● **本文**:
図5bでは、コーティング媒体管路50bの内面94が見られ得る。
【0102】
第1の超音波トランスデューサ88及び第2の超音波トランスデューサ90の各々は、コーティング媒体管路50bを取り囲み、完全に(entirely)コーティング媒体管路50bの外部に配置されている。これにより、コーティング媒体管路50bを通って流れる流体は、干渉されない。従って、直管92と、コーティング媒体管路50bの外部の超音波デバイス84の配置とは、流体のための遮られていない流路を提供する。
【0103】
第1の超音波トランスデューサ88は、第1の超音波送信機及び第1の超音波受信機(図示せず)を備える。第2の超音波トランスデューサ90は、第2の超音波送信機及び第2の超音波受信機(図示せず)を備える。第1の超音波送信機は、第1の方向96に超音波を送るように構成されている。第1の方向96への超音波によって流体中に誘起されたエコー信号は、第2の超音波受信機によって感知される。第2の超音波送信機は、第1の方向96とは反対の第2の方向98に超音波を送るように構成されている。第2の方向98への超音波によって流体中に誘起されたエコー信号は、第1の超音波受信機によって感知される。各超音波トランスデューサ88及び90は、例えば、それらの間の超音波の飛行時間を決定するように構成され得る。飛行時間は、電子応答データ86として制御システム60に通信され得る。
【0104】
コーティング媒体の塗布中、超音波デバイス84は、コーティング媒体管路50b内のコーティング媒体16を超音波パルスに連続的にさらし、対応する電子応答データ86を提供する。超音波デバイス84は、気泡検出及び音速測定値等、コーティング媒体16(又はそれを通過する他の流体)の流れに関連する性質を決定するための可能性を提供する。制御システム60は、超音波デバイス84からの電子応答データ86に基づいて、流体の1つ以上のパラメータ値をリアルタイムで決定し得る。この例では、コーティング媒体管路50b内のコーティング媒体16を通る、超音波トランスデューサ88と90との間の音速が、コーティング媒体16のパラメータとして使用される。
【0105】
超音波デバイス84及び流量制御弁80は、流量調整デバイスとして使用される。流量制御弁80は、超音波デバイス84からの電子応答データ86に基づいて制御される。しかしながら、超音波デバイス84はまた、封止部材82の成功した通過を検出するためにも使用され得る。超音波信号は、封止部材82が超音波トランスデューサ88と90との間を通過するにつれて、ゼロまで低下することになる。
【0106】
図5a及び
図5bに示されるように、超音波デバイス84は、コーティング媒体管路50bを遮らない。これにより、コーティング媒体16及び封止部材82は、遮られることなく超音波デバイス84を通過し得る。
【0107】
ギアポンプ及び/又はギア流量計がコーティング媒体管路50b内に配置されている先行技術のコーティング装置では、これらのデバイス内に捕捉された塗料は、色変更中に失われる。このような装置では、ギアポンプ及び/又はギア流量計から生じるコーティング媒体16の損失は、全損失のかなりの部分に相当する。封止部材82を超音波デバイス84に通過させることにより、この損失を除去することによって、大幅な費用の節約及び環境影響の低減が達成され得る。

● **作業内容**:
[A] 超音波デバイスについての本文では、この例でコーティング媒体16のパラメータとして何が使用されていますか?
[B] 超音波デバイスについての本文を、最後の文の次から書き継いでください。

● **データセットから取得したレコード**:
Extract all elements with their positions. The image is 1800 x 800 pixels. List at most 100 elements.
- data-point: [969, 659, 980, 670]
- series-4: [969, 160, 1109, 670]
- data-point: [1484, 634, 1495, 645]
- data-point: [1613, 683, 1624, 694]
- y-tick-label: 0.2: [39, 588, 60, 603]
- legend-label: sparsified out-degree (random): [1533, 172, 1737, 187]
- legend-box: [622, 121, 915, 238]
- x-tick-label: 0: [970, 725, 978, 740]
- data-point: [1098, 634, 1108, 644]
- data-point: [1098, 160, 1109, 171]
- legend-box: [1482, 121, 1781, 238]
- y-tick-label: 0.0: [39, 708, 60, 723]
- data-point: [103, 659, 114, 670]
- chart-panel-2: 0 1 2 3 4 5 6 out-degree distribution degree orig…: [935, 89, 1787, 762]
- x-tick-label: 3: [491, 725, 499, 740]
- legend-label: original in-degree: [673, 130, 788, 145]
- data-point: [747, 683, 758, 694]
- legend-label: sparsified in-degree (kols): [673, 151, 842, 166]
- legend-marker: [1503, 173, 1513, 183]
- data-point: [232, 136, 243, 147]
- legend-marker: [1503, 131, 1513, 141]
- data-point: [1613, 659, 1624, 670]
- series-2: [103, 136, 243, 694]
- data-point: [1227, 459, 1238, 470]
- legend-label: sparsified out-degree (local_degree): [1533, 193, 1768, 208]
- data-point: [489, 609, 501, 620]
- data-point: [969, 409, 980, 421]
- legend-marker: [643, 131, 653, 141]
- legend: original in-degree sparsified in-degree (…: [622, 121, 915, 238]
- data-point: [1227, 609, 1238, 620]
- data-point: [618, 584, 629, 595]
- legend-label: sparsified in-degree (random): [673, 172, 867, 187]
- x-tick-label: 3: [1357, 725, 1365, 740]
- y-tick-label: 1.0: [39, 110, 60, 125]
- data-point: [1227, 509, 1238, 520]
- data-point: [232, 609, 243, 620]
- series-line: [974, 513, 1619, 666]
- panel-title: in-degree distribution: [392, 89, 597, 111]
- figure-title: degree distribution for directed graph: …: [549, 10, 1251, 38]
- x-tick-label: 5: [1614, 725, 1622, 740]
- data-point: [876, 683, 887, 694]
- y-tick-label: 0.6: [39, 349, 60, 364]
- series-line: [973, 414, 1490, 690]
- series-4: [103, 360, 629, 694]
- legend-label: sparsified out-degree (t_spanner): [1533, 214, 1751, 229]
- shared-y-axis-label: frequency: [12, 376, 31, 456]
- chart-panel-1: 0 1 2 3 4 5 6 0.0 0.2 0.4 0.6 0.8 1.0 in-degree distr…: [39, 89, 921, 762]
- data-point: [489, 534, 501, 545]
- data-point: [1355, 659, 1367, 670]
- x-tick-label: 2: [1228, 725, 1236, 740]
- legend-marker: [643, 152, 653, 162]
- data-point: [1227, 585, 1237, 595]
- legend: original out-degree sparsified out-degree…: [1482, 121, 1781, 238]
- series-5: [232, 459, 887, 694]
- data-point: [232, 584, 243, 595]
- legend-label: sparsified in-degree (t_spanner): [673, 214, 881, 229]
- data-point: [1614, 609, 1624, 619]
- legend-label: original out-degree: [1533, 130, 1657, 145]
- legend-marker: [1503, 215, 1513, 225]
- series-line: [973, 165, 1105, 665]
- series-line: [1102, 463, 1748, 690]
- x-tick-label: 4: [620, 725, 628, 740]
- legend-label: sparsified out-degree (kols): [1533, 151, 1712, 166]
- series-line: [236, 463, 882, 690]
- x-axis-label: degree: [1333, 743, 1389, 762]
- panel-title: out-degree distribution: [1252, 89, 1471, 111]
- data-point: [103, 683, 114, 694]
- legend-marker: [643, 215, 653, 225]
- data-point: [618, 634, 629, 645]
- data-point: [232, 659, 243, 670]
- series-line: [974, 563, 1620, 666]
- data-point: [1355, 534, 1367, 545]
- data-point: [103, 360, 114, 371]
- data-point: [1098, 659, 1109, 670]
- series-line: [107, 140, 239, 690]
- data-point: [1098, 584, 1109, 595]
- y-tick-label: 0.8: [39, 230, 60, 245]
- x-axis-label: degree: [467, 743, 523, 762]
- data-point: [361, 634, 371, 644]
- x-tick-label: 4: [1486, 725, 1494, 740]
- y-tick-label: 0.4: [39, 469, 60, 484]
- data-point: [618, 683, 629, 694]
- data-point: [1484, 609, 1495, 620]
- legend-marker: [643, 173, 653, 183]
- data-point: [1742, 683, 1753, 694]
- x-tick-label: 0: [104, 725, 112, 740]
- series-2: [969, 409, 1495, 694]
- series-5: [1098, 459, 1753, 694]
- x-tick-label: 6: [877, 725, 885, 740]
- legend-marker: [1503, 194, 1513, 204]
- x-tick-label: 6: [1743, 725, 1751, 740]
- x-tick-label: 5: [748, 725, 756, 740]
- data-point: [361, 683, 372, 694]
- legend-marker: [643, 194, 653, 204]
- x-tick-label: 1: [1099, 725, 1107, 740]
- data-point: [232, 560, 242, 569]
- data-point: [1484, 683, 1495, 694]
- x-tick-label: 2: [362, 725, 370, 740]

● **解答欄**:
[A] コーティング媒体管路50b内のコーティング媒体16を通る、超音波トランスデューサ88と90との間の音速です。

[B]
【0108】
図4の例では、開始位置76と噴霧器20との間のコーティング媒体管路50bの内部のコーティング媒体16の総容積は既知である。第1のコーティング媒体16によるコーティングプロセスがほぼ終了すると、第1のコーティング媒体弁32が閉じ、第1の洗浄媒体弁66が開く。これにより、洗浄媒体源26からの洗浄媒体が、封止部材82の上流のコーティング媒体管路50bの開始位置76に供給される。洗浄媒体からの圧力は、封止部材82をコーティング媒体管路50b内で前方に押し進めさせる。封止部材82の前進中、封止部材82の下流のコーティング媒体16は、封止部材82によって、噴霧器20を通って押し出される。これにより、コーティングプロセスは、第1のコーティング媒体弁32が閉じられているにもかかわらず、継続され得る。封止部材82の前方におけるかなりの量の残りのコーティング媒体16は、噴霧器20を通って押し出される。従って、このコーティング媒体16を浪費させる代わりに、それは、物体18をコーティングするために使用される。これは、コーティングプロセスに関連付けられた総コーティング媒体損失のかなりの部分を除去する。
【0109】
封止部材82の前進中、封止部材82は、内面94に対して封止し、封止部材82の下流のコーティング媒体16と、封止部材82の上流の洗浄媒体との間に障壁を作り出す。封止部材82は、下流のコーティング媒体16と上流の洗浄媒体との混合を防止する。
【0110】
封止部材82を前方に押し進める代替の方法として、第1の圧縮機弁72は、圧縮機28からの加圧空気を、封止部材82の上流のコーティング媒体管路50bの開始位置76に導入するために、開き得る。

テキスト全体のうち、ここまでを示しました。